● **What is asked**:
Write out each line word for word. Drop pictures.

● **Excerpted records**:
━━━━━━━━

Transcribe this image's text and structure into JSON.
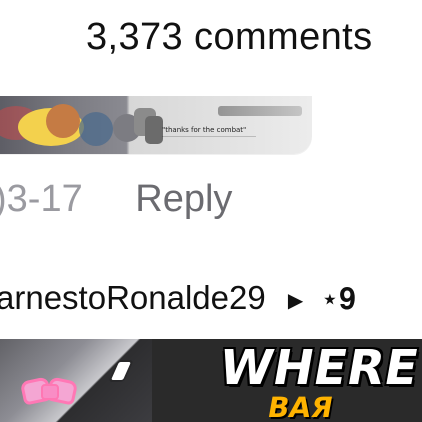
{
  "comments": {
    "count_text": "3,373 comments"
  },
  "sticker": {
    "caption": "\"thanks for the combat\""
  },
  "comment_meta": {
    "date": ")3-17",
    "reply_label": "Reply"
  },
  "next_comment": {
    "username": "arnestoRonalde29",
    "arrow_icon": "play-arrow-icon",
    "partial_badge": "⋆𝟗"
  },
  "banner": {
    "headline": "WHERE",
    "subtext": "ВАЯ"
  }
}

━━━━━━━━

● **Full answer**:
Transcribe this image's text and structure into JSON.
{
  "comments": {
    "count_text": "3,373 comments"
  },
  "sticker": {
    "caption": "\"thanks for the combat\""
  },
  "comment_meta": {
    "date": ")3-17",
    "reply_label": "Reply"
  },
  "next_comment": {
    "username": "arnestoRonalde29",
    "arrow_icon": "play-arrow-icon",
    "partial_badge": "⋆𝟗"
  },
  "banner": {
    "headline": "WHERE",
    "subtext": "ВАЯ"
  }
}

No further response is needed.